The task:
In the records below, find the line containing "Convert this document image to plain text."; copy exactly that line and all lines after it to the end, and nothing else.

..........

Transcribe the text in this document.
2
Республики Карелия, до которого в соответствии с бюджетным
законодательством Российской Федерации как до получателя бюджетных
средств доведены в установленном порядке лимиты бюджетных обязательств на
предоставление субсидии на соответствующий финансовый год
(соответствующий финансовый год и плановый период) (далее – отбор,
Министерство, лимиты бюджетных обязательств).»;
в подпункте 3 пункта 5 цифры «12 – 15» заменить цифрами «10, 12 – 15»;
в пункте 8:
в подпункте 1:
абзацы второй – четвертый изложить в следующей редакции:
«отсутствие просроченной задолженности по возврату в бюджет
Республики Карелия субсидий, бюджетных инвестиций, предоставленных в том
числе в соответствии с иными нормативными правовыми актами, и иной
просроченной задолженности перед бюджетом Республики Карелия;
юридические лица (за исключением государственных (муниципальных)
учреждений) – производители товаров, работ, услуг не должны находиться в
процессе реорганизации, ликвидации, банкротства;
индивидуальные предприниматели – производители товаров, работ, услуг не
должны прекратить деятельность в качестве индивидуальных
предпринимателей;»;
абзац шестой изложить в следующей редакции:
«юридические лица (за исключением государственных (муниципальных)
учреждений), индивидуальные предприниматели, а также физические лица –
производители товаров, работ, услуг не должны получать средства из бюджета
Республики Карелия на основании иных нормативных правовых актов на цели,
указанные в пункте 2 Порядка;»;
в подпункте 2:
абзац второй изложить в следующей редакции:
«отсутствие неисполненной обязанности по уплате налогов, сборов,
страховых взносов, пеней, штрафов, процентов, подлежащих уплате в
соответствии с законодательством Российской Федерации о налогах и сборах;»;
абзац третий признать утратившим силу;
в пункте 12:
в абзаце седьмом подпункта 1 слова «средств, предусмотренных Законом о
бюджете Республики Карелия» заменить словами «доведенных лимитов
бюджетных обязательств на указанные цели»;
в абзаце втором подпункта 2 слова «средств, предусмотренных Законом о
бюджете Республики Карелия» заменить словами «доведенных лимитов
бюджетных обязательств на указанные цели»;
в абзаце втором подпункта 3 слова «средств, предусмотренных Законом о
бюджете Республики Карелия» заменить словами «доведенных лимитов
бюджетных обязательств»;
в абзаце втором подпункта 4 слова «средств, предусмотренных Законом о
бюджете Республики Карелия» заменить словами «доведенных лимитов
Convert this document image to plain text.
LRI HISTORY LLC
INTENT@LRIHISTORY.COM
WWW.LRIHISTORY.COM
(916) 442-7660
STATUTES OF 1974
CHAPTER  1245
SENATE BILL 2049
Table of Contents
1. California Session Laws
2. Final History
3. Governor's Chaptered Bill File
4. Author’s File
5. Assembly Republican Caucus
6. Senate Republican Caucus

..........

Completed exercise:
Convert this document image to plain text.
LRI HISTORY LLC
INTENT@LRIHISTORY.COM
WWW.LRIHISTORY.COM
(916) 442-7660
STATUTES OF 1974
CHAPTER  1245
SENATE BILL 2049
Table of Contents
1. California Session Laws
2. Final History
3. Governor's Chaptered Bill File
4. Author’s File
5. Assembly Republican Caucus
6. Senate Republican Caucus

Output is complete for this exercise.